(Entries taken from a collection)
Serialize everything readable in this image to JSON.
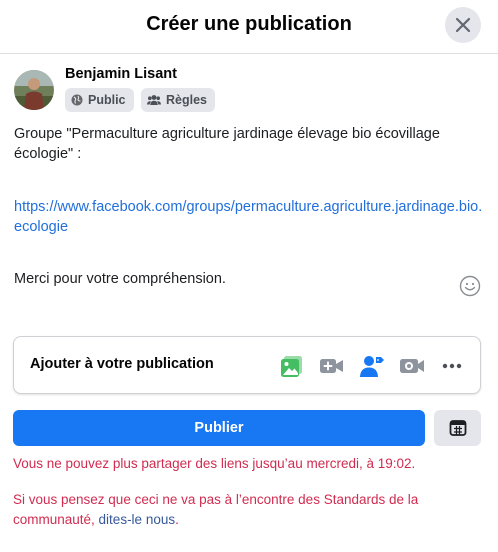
{
  "header": {
    "title": "Créer une publication",
    "close_icon": "close-icon"
  },
  "author": {
    "name": "Benjamin Lisant",
    "audience_label": "Public",
    "audience_icon": "globe-icon",
    "rules_label": "Règles",
    "rules_icon": "group-icon"
  },
  "post": {
    "line1": "Groupe \"Permaculture agriculture jardinage élevage bio écovillage écologie\" :",
    "link": "https://www.facebook.com/groups/permaculture.agriculture.jardinage.bio.ecologie",
    "line3": "Merci pour votre compréhension."
  },
  "add_to_post": {
    "label": "Ajouter à votre publication",
    "icons": [
      "photo-video-icon",
      "gif-video-icon",
      "tag-people-icon",
      "live-video-icon",
      "more-icon"
    ]
  },
  "actions": {
    "publish_label": "Publier",
    "schedule_icon": "calendar-icon"
  },
  "errors": {
    "line1": "Vous ne pouvez plus partager des liens jusqu’au mercredi, à 19:02.",
    "line2_prefix": "Si vous pensez que ceci ne va pas à l’encontre des Standards de la communauté, ",
    "line2_link": "dites-le nous",
    "line2_suffix": "."
  },
  "colors": {
    "primary": "#1877f2",
    "link": "#216fdb",
    "error": "#d02c50",
    "photo_green": "#45bd62",
    "tag_blue": "#1877f2",
    "icon_grey": "#8d949e"
  }
}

(Directive) Wherever a line in the data above holds "agriculture", copy that line.

(Answer to the task)
    "line1": "Groupe \"Permaculture agriculture jardinage élevage bio écovillage écologie\" :",
    "link": "https://www.facebook.com/groups/permaculture.agriculture.jardinage.bio.ecologie",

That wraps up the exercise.